[GIVEN INSTRUCTION]
Records follow. Pull out every line that contains "RelayCore".

[ENTRIES SHOWN]
## BEGIN

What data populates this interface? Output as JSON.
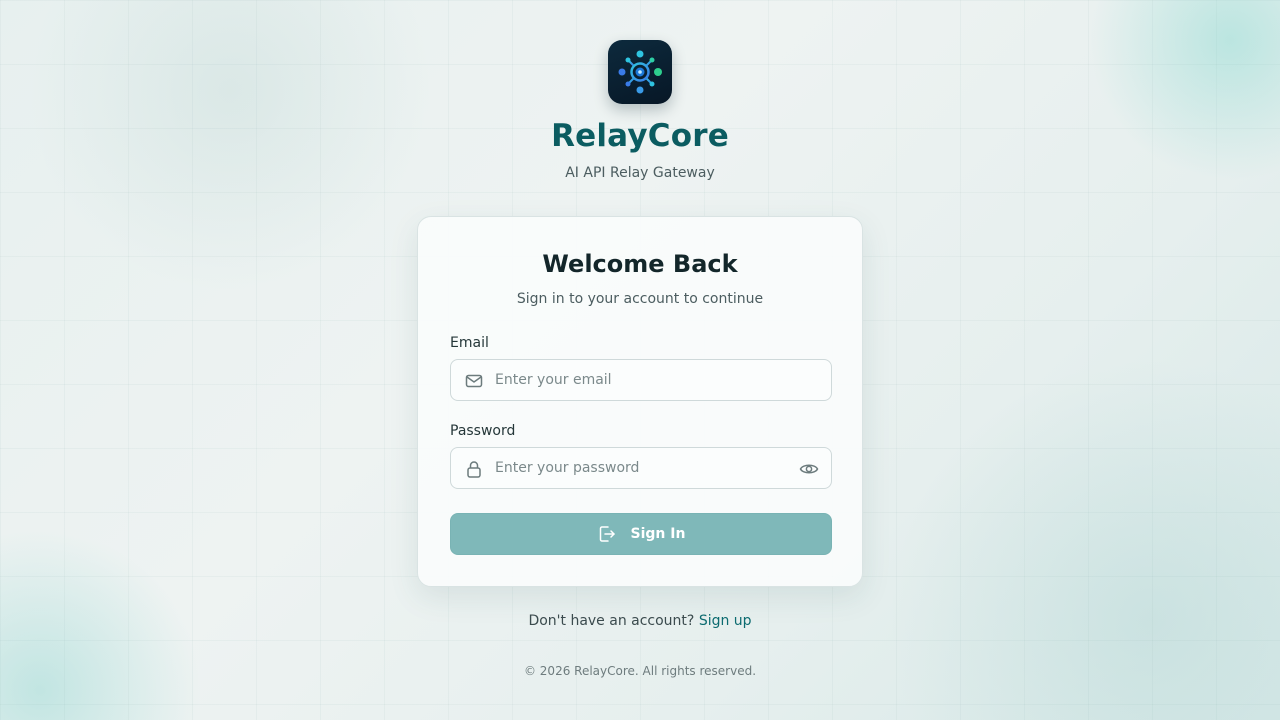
{
  "brand": {
    "name": "RelayCore",
    "tagline": "AI API Relay Gateway",
    "logo_icon": "relay-hub-icon"
  },
  "login_card": {
    "title": "Welcome Back",
    "subtitle": "Sign in to your account to continue",
    "email": {
      "label": "Email",
      "placeholder": "Enter your email",
      "value": "",
      "icon": "mail-icon"
    },
    "password": {
      "label": "Password",
      "placeholder": "Enter your password",
      "value": "",
      "icon": "lock-icon",
      "toggle_icon": "eye-icon"
    },
    "submit": {
      "label": "Sign In",
      "icon": "log-in-icon"
    }
  },
  "signup": {
    "prompt": "Don't have an account?",
    "link_label": "Sign up"
  },
  "footer": {
    "copyright": "© 2026 RelayCore. All rights reserved."
  },
  "colors": {
    "brand_teal": "#0b5c61",
    "button_bg": "#7fb8b9",
    "link": "#0c6b70",
    "logo_bg": "#0d2a3d"
  }
}
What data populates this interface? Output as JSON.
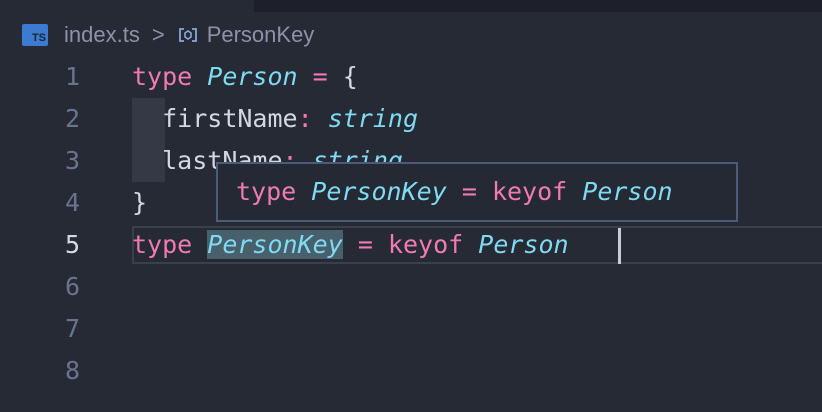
{
  "breadcrumb": {
    "file_icon_label": "TS",
    "file_name": "index.ts",
    "separator": ">",
    "symbol": "PersonKey"
  },
  "line_numbers": [
    "1",
    "2",
    "3",
    "4",
    "5",
    "6",
    "7",
    "8"
  ],
  "active_line": "5",
  "code": {
    "line1": {
      "kw": "type",
      "name": "Person",
      "op": "=",
      "brace": "{"
    },
    "line2": {
      "prop": "firstName",
      "colon": ":",
      "type": "string"
    },
    "line3": {
      "prop": "lastName",
      "colon": ":",
      "type": "string"
    },
    "line4": {
      "brace": "}"
    },
    "line5": {
      "kw": "type",
      "name": "PersonKey",
      "op": "=",
      "kw2": "keyof",
      "ref": "Person"
    }
  },
  "hover": {
    "kw": "type",
    "name": "PersonKey",
    "op": "=",
    "kw2": "keyof",
    "ref": "Person"
  },
  "colors": {
    "background": "#262a35",
    "keyword": "#f07ab4",
    "type": "#7fdaf2",
    "text": "#d4d8e2",
    "line_number": "#6a7490",
    "ts_icon": "#3b7bd1"
  }
}
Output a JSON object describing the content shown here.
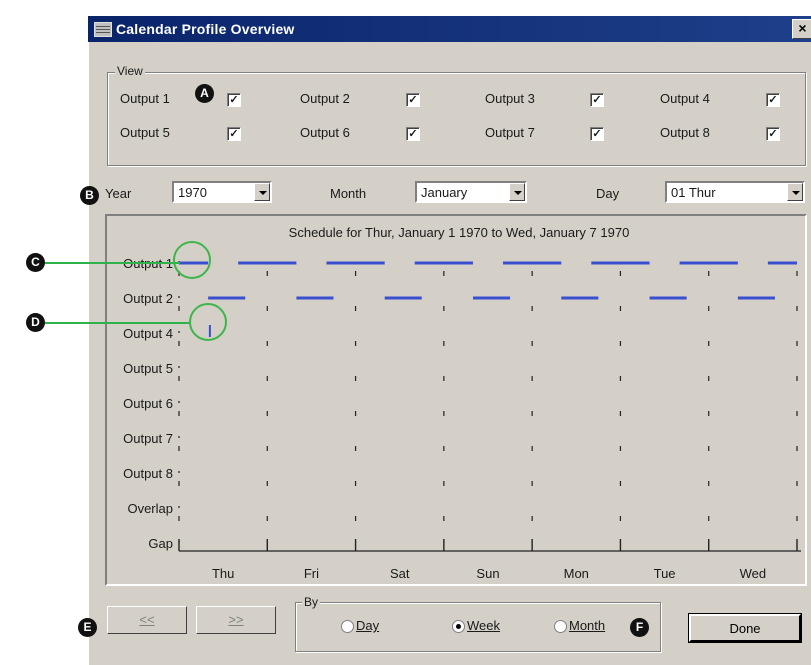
{
  "window": {
    "title": "Calendar Profile Overview",
    "close_glyph": "×"
  },
  "view_group": {
    "legend": "View",
    "outputs": [
      {
        "label": "Output 1",
        "checked": true
      },
      {
        "label": "Output 2",
        "checked": true
      },
      {
        "label": "Output 3",
        "checked": true
      },
      {
        "label": "Output 4",
        "checked": true
      },
      {
        "label": "Output 5",
        "checked": true
      },
      {
        "label": "Output 6",
        "checked": true
      },
      {
        "label": "Output 7",
        "checked": true
      },
      {
        "label": "Output 8",
        "checked": true
      }
    ],
    "check_glyph": "✓"
  },
  "selectors": {
    "year_label": "Year",
    "year_value": "1970",
    "month_label": "Month",
    "month_value": "January",
    "day_label": "Day",
    "day_value": "01 Thur"
  },
  "schedule": {
    "title": "Schedule for Thur, January 1 1970 to Wed, January 7 1970",
    "rows": [
      "Output 1",
      "Output 2",
      "Output 4",
      "Output 5",
      "Output 6",
      "Output 7",
      "Output 8",
      "Overlap",
      "Gap"
    ],
    "days": [
      "Thu",
      "Fri",
      "Sat",
      "Sun",
      "Mon",
      "Tue",
      "Wed"
    ],
    "line_color": "#3a4fd0",
    "output1_segments": [
      [
        0.0,
        0.33
      ],
      [
        0.67,
        1.33
      ],
      [
        1.67,
        2.33
      ],
      [
        2.67,
        3.33
      ],
      [
        3.67,
        4.33
      ],
      [
        4.67,
        5.33
      ],
      [
        5.67,
        6.33
      ],
      [
        6.67,
        7.0
      ]
    ],
    "output2_segments": [
      [
        0.33,
        0.75
      ],
      [
        1.33,
        1.75
      ],
      [
        2.33,
        2.75
      ],
      [
        3.33,
        3.75
      ],
      [
        4.33,
        4.75
      ],
      [
        5.33,
        5.75
      ],
      [
        6.33,
        6.75
      ]
    ],
    "output4_events": [
      0.35
    ]
  },
  "nav": {
    "prev_label": "<<",
    "next_label": ">>",
    "by_legend": "By",
    "by_options": [
      {
        "label": "Day",
        "selected": false
      },
      {
        "label": "Week",
        "selected": true
      },
      {
        "label": "Month",
        "selected": false
      }
    ],
    "done_label": "Done"
  },
  "callouts": {
    "a": "A",
    "b": "B",
    "c": "C",
    "d": "D",
    "e": "E",
    "f": "F",
    "accent_color": "#3cb54b"
  }
}
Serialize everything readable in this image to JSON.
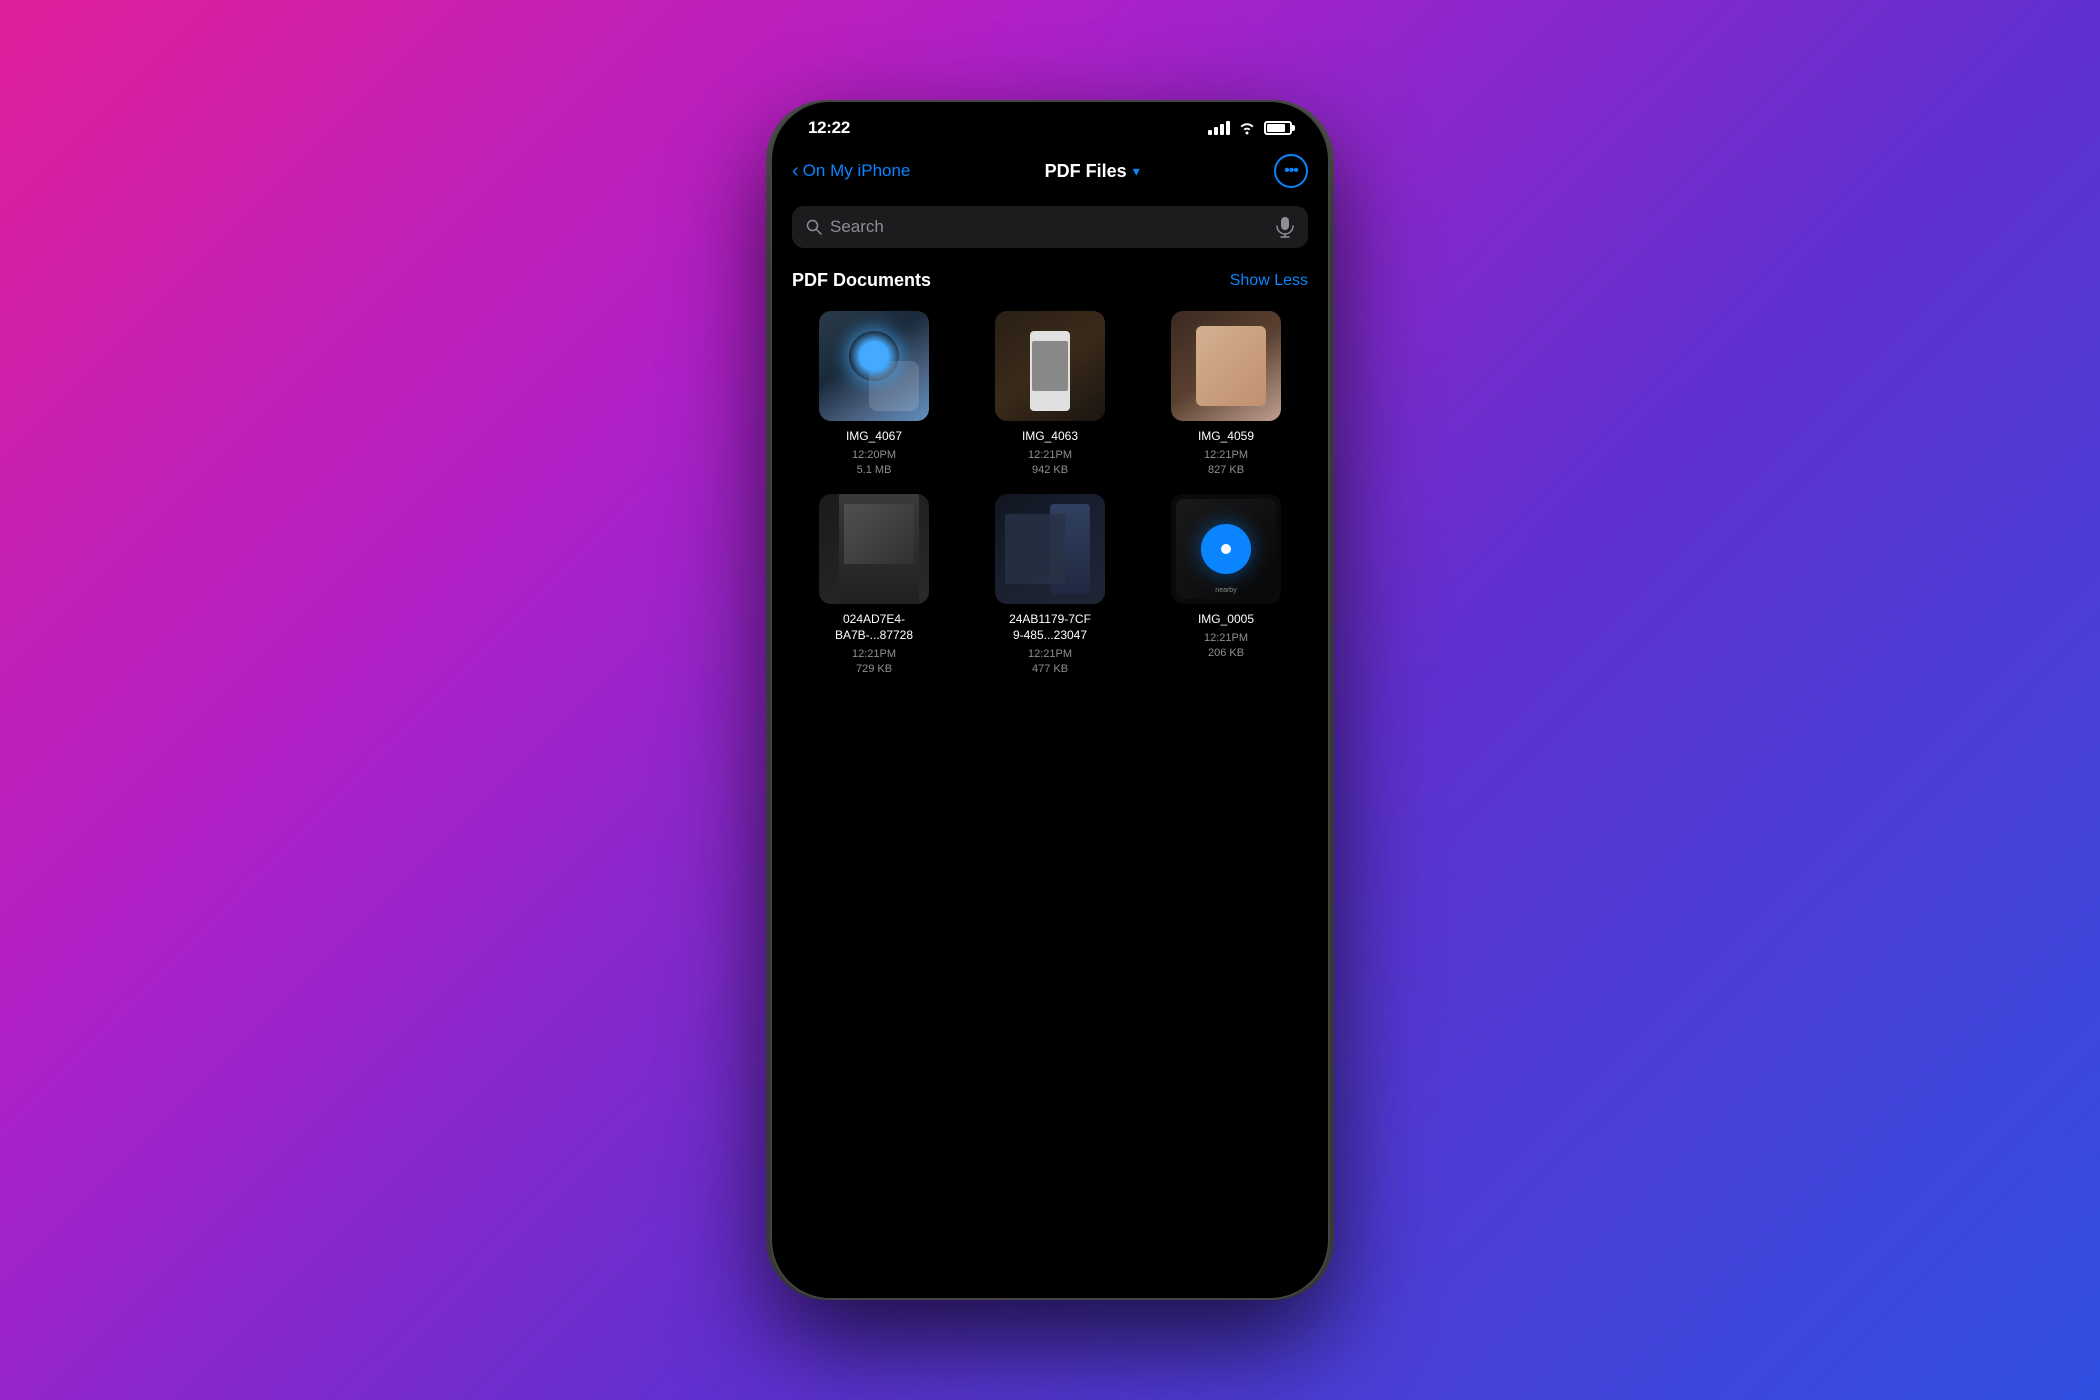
{
  "background": {
    "gradient": "linear-gradient(135deg, #e0209a 0%, #b020c8 30%, #6030d0 60%, #3050e0 100%)"
  },
  "status_bar": {
    "time": "12:22",
    "signal_label": "signal",
    "wifi_label": "wifi",
    "battery_label": "battery"
  },
  "nav": {
    "back_label": "On My iPhone",
    "title": "PDF Files",
    "chevron": "▾",
    "more_button_label": "•••"
  },
  "search": {
    "placeholder": "Search",
    "mic_label": "microphone"
  },
  "section": {
    "title": "PDF Documents",
    "show_less_label": "Show Less"
  },
  "files": [
    {
      "id": "img4067",
      "name": "IMG_4067",
      "time": "12:20PM",
      "size": "5.1 MB",
      "thumb_class": "thumb-img67"
    },
    {
      "id": "img4063",
      "name": "IMG_4063",
      "time": "12:21PM",
      "size": "942 KB",
      "thumb_class": "thumb-img63"
    },
    {
      "id": "img4059",
      "name": "IMG_4059",
      "time": "12:21PM",
      "size": "827 KB",
      "thumb_class": "thumb-img59"
    },
    {
      "id": "file024ad",
      "name": "024AD7E4-\nBA7B-...87728",
      "time": "12:21PM",
      "size": "729 KB",
      "thumb_class": "thumb-024ad"
    },
    {
      "id": "file24ab",
      "name": "24AB1179-7CF\n9-485...23047",
      "time": "12:21PM",
      "size": "477 KB",
      "thumb_class": "thumb-24ab"
    },
    {
      "id": "img0005",
      "name": "IMG_0005",
      "time": "12:21PM",
      "size": "206 KB",
      "thumb_class": "thumb-img0005"
    }
  ]
}
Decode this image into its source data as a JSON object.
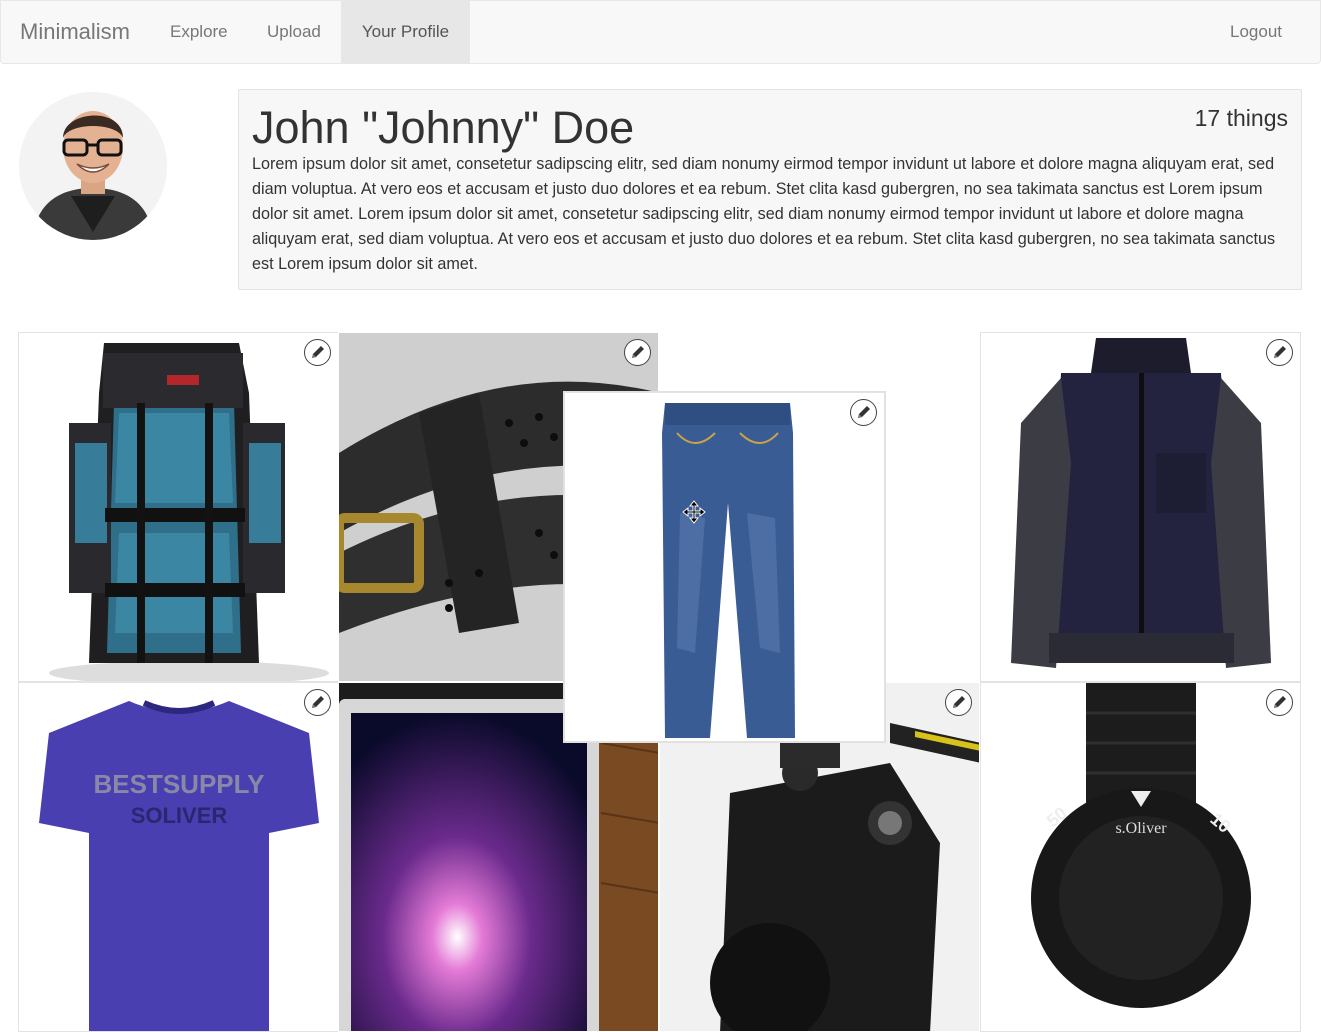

## END

[SOLUTION TO THIS EXERCISE]
    "name": "RelayCore",
    "copyright": "© 2026 RelayCore. All rights reserved."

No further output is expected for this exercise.